━━ Excerpted records

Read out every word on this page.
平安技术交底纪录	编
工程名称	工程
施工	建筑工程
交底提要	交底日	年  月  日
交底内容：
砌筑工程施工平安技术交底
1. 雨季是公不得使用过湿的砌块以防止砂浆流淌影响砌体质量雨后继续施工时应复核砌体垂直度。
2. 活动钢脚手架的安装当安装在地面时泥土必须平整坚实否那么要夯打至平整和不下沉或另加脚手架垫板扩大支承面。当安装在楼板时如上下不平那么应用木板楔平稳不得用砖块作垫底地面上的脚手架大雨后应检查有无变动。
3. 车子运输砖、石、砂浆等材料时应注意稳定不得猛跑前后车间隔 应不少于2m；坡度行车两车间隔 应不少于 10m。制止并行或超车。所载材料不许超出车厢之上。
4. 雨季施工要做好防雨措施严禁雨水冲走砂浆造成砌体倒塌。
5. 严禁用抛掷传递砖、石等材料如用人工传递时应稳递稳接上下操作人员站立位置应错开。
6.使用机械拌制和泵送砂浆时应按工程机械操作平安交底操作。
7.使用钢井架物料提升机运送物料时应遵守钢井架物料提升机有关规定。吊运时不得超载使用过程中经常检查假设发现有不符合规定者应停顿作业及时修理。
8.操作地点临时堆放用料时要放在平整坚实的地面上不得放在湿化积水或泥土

━━━━

_Written instruction_. Write down every line of the data exactly as it appears above.

_Solved exercise_.
Read out every word on this page.
平安技术交底纪录	编
工程名称	工程
施工	建筑工程
交底提要	交底日	年  月  日
交底内容：
砌筑工程施工平安技术交底
1. 雨季是公不得使用过湿的砌块以防止砂浆流淌影响砌体质量雨后继续施工时应复核砌体垂直度。
2. 活动钢脚手架的安装当安装在地面时泥土必须平整坚实否那么要夯打至平整和不下沉或另加脚手架垫板扩大支承面。当安装在楼板时如上下不平那么应用木板楔平稳不得用砖块作垫底地面上的脚手架大雨后应检查有无变动。
3. 车子运输砖、石、砂浆等材料时应注意稳定不得猛跑前后车间隔 应不少于2m；坡度行车两车间隔 应不少于 10m。制止并行或超车。所载材料不许超出车厢之上。
4. 雨季施工要做好防雨措施严禁雨水冲走砂浆造成砌体倒塌。
5. 严禁用抛掷传递砖、石等材料如用人工传递时应稳递稳接上下操作人员站立位置应错开。
6.使用机械拌制和泵送砂浆时应按工程机械操作平安交底操作。
7.使用钢井架物料提升机运送物料时应遵守钢井架物料提升机有关规定。吊运时不得超载使用过程中经常检查假设发现有不符合规定者应停顿作业及时修理。
8.操作地点临时堆放用料时要放在平整坚实的地面上不得放在湿化积水或泥土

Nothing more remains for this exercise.